>> begin Dataset entries

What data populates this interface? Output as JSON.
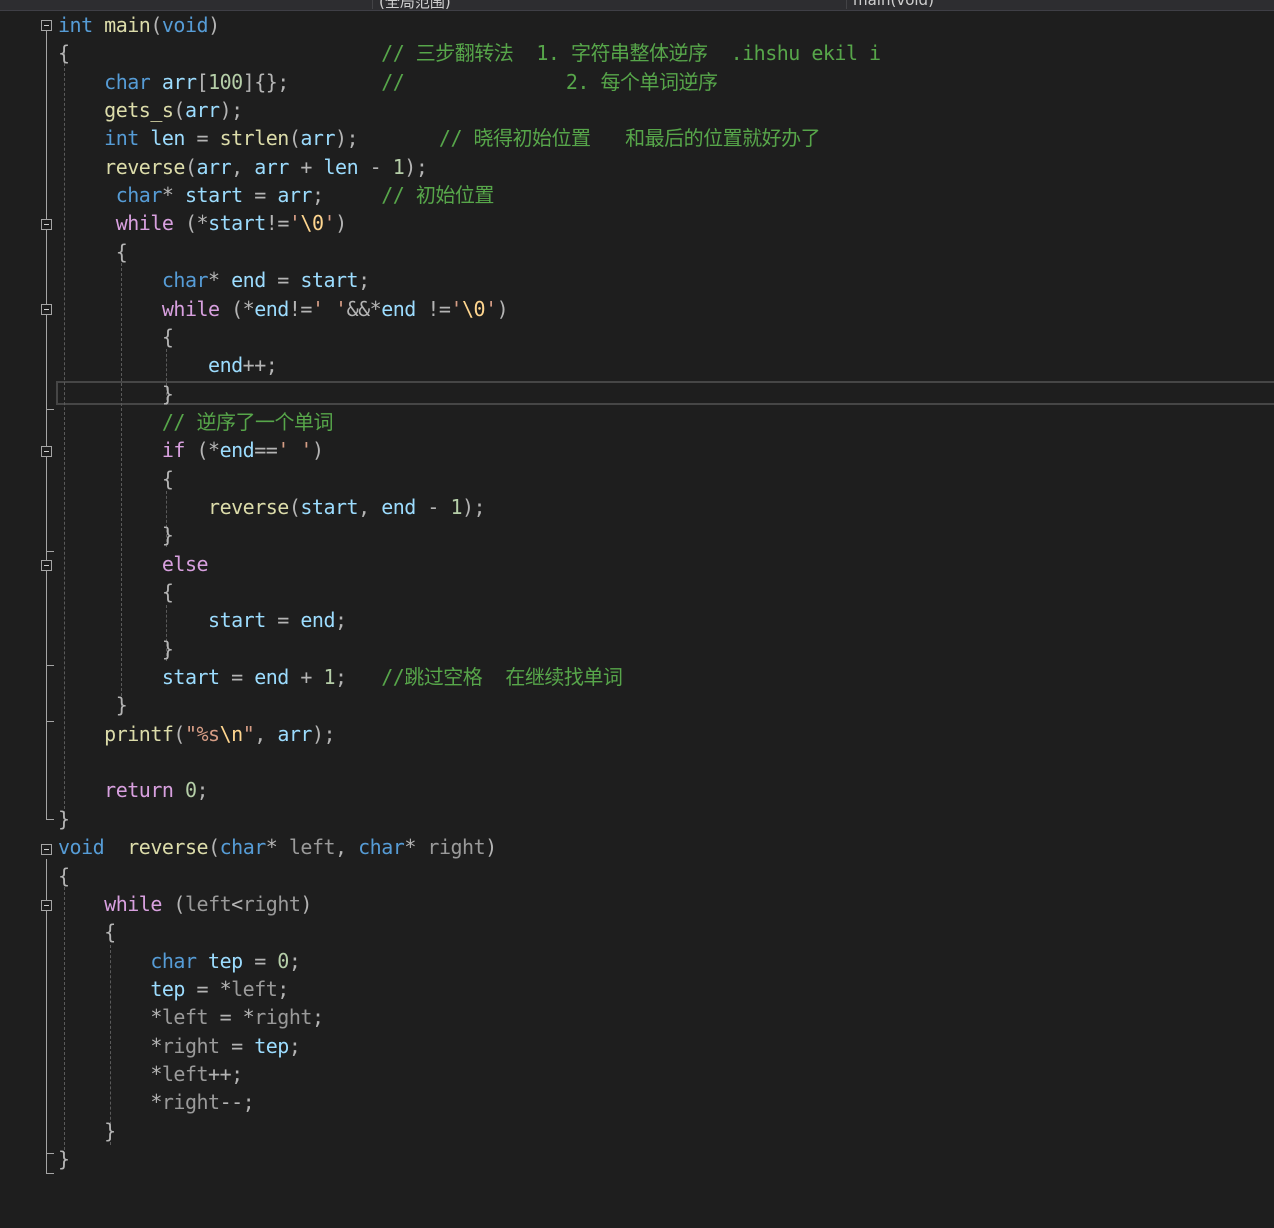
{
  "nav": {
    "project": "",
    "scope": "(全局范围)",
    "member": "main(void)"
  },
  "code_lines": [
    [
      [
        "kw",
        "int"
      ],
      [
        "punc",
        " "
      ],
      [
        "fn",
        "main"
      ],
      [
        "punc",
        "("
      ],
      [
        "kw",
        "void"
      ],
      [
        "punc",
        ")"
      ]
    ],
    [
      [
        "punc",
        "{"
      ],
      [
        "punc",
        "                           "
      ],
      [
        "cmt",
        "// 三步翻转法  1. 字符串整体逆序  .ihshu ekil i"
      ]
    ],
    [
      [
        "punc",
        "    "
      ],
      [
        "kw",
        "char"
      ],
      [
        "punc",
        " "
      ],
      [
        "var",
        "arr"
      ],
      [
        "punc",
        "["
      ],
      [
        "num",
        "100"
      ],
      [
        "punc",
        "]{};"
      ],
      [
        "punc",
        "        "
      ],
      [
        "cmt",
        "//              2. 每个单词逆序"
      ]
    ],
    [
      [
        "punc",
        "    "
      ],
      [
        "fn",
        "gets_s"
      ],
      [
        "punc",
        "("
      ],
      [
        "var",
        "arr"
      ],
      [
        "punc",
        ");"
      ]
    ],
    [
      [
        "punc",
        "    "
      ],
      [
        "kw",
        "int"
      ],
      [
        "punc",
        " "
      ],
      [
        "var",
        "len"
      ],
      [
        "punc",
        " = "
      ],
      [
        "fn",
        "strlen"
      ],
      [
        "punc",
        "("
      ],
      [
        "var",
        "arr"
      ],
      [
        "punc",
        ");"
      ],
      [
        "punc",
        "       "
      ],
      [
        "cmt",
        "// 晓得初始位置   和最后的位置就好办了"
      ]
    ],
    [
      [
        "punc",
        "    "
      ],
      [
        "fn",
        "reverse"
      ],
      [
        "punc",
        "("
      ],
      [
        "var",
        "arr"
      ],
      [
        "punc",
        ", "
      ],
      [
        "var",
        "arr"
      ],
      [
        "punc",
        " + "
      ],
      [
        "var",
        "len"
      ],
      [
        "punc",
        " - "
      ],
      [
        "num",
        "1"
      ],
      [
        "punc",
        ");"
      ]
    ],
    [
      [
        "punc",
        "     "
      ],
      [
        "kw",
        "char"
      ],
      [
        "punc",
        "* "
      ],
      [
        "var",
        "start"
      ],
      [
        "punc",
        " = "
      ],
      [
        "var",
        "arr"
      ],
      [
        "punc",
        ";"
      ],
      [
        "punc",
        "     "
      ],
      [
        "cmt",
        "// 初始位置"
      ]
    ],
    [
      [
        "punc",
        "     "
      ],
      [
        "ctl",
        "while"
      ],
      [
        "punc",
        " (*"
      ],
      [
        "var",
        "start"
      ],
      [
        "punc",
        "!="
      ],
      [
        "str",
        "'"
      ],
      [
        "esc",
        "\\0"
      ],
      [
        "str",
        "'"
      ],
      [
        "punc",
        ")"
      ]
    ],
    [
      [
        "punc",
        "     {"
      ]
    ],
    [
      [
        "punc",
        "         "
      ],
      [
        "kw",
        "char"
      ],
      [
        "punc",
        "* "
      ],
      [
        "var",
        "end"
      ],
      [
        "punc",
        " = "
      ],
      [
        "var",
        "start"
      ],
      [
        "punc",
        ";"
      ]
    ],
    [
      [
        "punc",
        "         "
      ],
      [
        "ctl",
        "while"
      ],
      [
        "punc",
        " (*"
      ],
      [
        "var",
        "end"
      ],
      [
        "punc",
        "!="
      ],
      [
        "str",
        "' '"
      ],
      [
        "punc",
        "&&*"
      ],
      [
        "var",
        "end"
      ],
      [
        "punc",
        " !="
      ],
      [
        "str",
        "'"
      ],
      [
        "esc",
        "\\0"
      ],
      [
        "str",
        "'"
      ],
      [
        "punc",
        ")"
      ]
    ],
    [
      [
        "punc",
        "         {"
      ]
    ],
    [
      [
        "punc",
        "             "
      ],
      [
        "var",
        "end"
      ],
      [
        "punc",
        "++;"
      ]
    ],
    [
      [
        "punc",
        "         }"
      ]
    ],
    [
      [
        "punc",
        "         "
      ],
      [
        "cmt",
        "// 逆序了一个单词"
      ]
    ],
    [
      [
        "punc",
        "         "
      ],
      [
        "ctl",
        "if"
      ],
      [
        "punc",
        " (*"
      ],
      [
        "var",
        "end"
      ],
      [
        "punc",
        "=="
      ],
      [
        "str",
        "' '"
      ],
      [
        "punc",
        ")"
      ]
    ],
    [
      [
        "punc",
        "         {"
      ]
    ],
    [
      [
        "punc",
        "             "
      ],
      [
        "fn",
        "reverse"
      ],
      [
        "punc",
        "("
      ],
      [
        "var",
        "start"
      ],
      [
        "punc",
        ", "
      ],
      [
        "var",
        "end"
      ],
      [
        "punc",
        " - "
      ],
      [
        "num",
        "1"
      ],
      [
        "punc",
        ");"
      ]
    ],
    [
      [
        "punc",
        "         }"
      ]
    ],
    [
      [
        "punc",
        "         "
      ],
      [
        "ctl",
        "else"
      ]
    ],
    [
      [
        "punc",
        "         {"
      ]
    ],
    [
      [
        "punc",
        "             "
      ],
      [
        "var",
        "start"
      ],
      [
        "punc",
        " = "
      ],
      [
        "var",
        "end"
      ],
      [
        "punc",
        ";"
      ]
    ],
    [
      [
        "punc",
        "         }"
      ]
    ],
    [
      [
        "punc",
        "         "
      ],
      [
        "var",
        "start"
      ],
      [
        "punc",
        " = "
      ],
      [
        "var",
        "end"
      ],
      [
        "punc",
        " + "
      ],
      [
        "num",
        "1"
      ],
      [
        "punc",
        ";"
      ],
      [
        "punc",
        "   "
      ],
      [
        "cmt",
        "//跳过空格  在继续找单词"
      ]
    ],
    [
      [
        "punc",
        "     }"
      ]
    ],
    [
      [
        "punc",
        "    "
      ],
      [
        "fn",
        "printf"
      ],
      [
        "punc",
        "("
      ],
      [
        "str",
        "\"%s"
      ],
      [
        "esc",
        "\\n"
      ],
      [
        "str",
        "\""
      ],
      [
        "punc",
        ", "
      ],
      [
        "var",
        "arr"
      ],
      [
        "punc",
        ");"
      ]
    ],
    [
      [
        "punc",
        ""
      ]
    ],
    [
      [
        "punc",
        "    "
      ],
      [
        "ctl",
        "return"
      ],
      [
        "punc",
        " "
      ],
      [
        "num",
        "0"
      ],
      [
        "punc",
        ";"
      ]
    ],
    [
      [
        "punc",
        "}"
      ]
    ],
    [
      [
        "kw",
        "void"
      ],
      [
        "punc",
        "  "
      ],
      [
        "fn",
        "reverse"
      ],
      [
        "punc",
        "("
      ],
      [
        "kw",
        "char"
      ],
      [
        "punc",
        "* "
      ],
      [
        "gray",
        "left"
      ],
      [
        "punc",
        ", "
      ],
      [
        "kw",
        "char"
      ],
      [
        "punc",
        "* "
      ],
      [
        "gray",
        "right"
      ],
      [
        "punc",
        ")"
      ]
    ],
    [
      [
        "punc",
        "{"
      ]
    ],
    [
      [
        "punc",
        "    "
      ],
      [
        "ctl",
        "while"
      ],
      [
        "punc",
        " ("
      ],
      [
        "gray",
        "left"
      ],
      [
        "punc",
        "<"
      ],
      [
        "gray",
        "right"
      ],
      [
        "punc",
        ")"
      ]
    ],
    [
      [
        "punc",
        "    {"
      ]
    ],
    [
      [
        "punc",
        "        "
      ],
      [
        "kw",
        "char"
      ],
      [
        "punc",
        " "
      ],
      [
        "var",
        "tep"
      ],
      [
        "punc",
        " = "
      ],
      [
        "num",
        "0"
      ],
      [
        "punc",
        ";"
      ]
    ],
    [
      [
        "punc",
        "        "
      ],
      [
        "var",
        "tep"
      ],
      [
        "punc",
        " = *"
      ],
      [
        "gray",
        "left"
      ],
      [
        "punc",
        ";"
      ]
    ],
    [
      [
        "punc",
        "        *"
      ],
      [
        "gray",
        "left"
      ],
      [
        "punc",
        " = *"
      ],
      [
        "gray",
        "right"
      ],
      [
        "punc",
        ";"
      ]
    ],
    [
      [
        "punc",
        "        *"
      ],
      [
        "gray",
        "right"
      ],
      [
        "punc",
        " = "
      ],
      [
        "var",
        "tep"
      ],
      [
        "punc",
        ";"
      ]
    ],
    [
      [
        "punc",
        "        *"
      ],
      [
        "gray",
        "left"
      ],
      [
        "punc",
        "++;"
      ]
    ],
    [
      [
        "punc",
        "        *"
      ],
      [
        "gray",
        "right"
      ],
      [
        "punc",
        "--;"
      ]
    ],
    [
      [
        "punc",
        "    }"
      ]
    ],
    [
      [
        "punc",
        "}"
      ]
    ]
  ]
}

>> end Dataset entries
>> begin Dataset entries

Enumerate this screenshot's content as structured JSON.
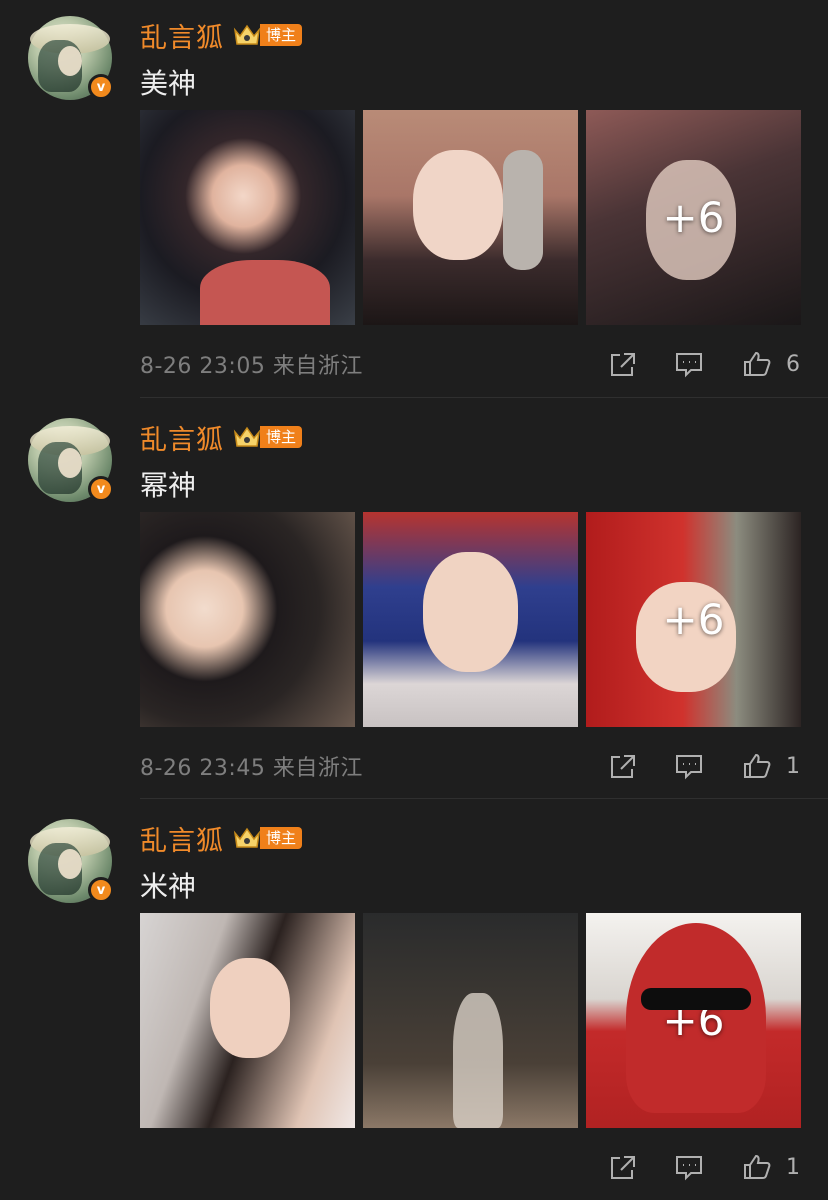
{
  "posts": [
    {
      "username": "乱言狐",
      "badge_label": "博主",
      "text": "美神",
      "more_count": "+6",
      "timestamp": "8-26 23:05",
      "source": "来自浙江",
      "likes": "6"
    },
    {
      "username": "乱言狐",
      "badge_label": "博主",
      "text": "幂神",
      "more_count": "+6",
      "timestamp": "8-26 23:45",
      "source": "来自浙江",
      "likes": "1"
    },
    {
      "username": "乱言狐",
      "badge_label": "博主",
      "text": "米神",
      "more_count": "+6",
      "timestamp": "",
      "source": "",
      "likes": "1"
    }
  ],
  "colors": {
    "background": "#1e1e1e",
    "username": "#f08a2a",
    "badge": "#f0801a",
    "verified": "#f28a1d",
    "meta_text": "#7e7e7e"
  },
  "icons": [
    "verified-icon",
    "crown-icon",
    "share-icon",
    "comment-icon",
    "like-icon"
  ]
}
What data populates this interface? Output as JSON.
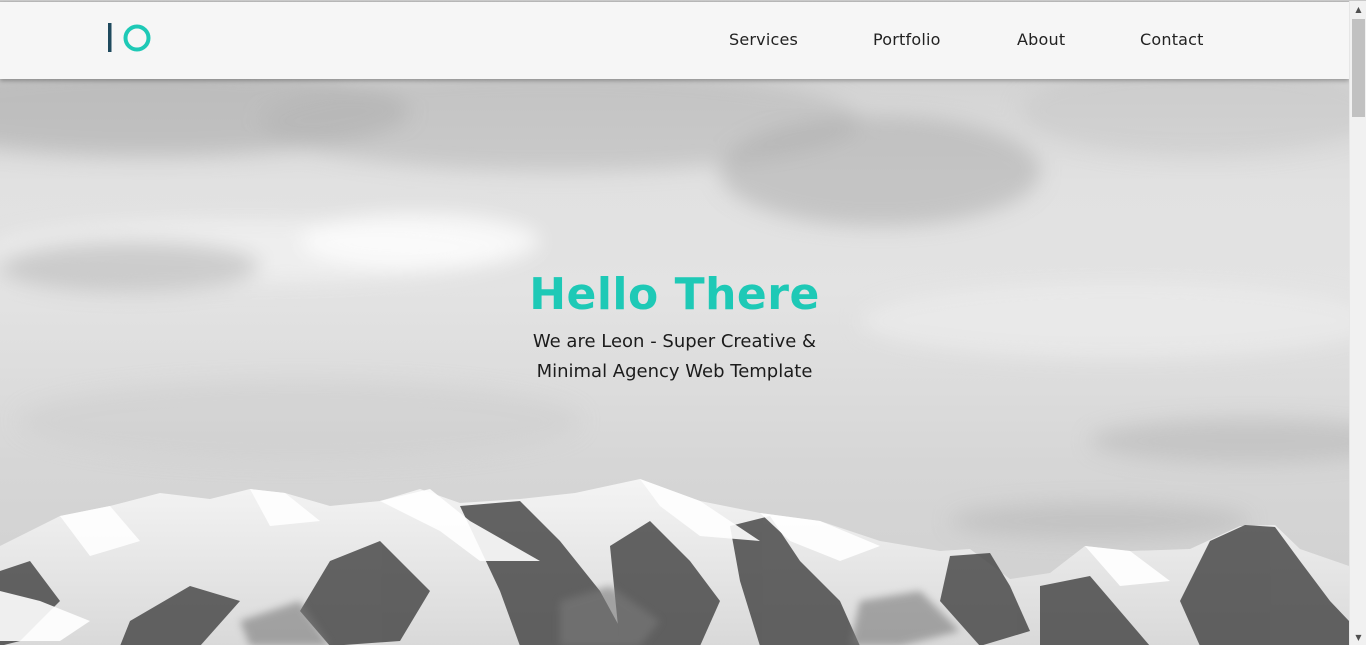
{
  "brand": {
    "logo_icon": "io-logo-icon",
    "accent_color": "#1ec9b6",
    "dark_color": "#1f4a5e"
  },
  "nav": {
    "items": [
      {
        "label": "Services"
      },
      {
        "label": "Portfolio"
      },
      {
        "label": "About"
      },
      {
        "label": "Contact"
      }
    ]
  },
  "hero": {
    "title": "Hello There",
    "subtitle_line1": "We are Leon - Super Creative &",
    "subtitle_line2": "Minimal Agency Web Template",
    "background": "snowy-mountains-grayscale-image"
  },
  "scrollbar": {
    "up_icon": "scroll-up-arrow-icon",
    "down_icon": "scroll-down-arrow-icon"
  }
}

>> end Dataset entries

• [What is asked] Return every line holding the word "arrow" from the records.

• [Finished exercise]
    "up_icon": "scroll-up-arrow-icon",
    "down_icon": "scroll-down-arrow-icon"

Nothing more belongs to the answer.